"""

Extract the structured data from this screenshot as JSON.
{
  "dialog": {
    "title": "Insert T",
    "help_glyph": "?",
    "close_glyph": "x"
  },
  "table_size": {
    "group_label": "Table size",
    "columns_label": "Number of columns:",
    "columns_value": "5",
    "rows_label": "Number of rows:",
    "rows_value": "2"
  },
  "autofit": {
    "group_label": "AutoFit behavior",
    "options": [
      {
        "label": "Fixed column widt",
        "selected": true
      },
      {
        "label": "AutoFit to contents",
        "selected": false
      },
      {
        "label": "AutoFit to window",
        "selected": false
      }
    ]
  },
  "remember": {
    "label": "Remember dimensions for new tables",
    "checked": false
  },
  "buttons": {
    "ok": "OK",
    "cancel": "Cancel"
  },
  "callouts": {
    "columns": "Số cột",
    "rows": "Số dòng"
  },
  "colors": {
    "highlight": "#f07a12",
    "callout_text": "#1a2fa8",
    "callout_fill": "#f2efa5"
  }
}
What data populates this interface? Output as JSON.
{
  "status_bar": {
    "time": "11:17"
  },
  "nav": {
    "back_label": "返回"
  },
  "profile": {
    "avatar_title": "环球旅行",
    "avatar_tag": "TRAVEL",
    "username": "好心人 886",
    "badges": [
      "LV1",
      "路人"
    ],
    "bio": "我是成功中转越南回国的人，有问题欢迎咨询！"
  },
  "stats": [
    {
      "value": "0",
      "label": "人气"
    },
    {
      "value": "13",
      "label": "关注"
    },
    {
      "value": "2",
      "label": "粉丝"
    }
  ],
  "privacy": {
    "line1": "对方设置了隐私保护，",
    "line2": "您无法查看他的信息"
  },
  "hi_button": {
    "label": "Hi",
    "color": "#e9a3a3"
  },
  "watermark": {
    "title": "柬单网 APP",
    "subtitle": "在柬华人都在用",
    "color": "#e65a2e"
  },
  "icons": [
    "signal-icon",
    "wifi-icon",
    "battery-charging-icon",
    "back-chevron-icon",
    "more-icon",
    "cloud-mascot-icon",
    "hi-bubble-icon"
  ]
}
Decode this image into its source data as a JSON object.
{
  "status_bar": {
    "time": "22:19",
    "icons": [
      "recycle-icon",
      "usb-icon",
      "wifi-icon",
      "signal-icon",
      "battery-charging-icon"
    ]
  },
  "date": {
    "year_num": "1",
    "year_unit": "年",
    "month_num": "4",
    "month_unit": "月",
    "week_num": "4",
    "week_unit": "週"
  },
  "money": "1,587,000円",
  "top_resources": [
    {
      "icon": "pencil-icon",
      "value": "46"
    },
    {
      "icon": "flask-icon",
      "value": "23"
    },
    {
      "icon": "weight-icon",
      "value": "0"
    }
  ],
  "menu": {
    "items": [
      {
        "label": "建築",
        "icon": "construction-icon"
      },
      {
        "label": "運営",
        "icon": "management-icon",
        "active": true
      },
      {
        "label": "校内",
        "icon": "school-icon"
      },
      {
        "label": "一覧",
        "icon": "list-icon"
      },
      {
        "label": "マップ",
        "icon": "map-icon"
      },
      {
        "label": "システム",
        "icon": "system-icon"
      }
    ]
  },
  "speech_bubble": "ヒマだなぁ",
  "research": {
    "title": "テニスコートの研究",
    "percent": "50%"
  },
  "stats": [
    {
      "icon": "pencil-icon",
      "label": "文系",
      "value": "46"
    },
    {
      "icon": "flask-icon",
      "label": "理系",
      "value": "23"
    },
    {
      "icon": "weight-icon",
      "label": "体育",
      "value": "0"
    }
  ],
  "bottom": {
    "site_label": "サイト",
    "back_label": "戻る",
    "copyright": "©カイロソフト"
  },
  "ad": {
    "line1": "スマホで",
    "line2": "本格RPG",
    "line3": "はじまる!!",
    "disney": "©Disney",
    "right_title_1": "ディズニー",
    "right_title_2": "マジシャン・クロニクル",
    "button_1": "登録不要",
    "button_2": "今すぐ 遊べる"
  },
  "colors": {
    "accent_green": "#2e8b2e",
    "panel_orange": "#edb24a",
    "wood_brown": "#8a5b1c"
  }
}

"""

→ **Task prompt**
Using the records above, please retype only the run of lines from the line holding "Decode this image" through the last line, both ends included.

→ **Expected answer**
Decode this image into its source data as a JSON object.
{
  "status_bar": {
    "time": "22:19",
    "icons": [
      "recycle-icon",
      "usb-icon",
      "wifi-icon",
      "signal-icon",
      "battery-charging-icon"
    ]
  },
  "date": {
    "year_num": "1",
    "year_unit": "年",
    "month_num": "4",
    "month_unit": "月",
    "week_num": "4",
    "week_unit": "週"
  },
  "money": "1,587,000円",
  "top_resources": [
    {
      "icon": "pencil-icon",
      "value": "46"
    },
    {
      "icon": "flask-icon",
      "value": "23"
    },
    {
      "icon": "weight-icon",
      "value": "0"
    }
  ],
  "menu": {
    "items": [
      {
        "label": "建築",
        "icon": "construction-icon"
      },
      {
        "label": "運営",
        "icon": "management-icon",
        "active": true
      },
      {
        "label": "校内",
        "icon": "school-icon"
      },
      {
        "label": "一覧",
        "icon": "list-icon"
      },
      {
        "label": "マップ",
        "icon": "map-icon"
      },
      {
        "label": "システム",
        "icon": "system-icon"
      }
    ]
  },
  "speech_bubble": "ヒマだなぁ",
  "research": {
    "title": "テニスコートの研究",
    "percent": "50%"
  },
  "stats": [
    {
      "icon": "pencil-icon",
      "label": "文系",
      "value": "46"
    },
    {
      "icon": "flask-icon",
      "label": "理系",
      "value": "23"
    },
    {
      "icon": "weight-icon",
      "label": "体育",
      "value": "0"
    }
  ],
  "bottom": {
    "site_label": "サイト",
    "back_label": "戻る",
    "copyright": "©カイロソフト"
  },
  "ad": {
    "line1": "スマホで",
    "line2": "本格RPG",
    "line3": "はじまる!!",
    "disney": "©Disney",
    "right_title_1": "ディズニー",
    "right_title_2": "マジシャン・クロニクル",
    "button_1": "登録不要",
    "button_2": "今すぐ 遊べる"
  },
  "colors": {
    "accent_green": "#2e8b2e",
    "panel_orange": "#edb24a",
    "wood_brown": "#8a5b1c"
  }
}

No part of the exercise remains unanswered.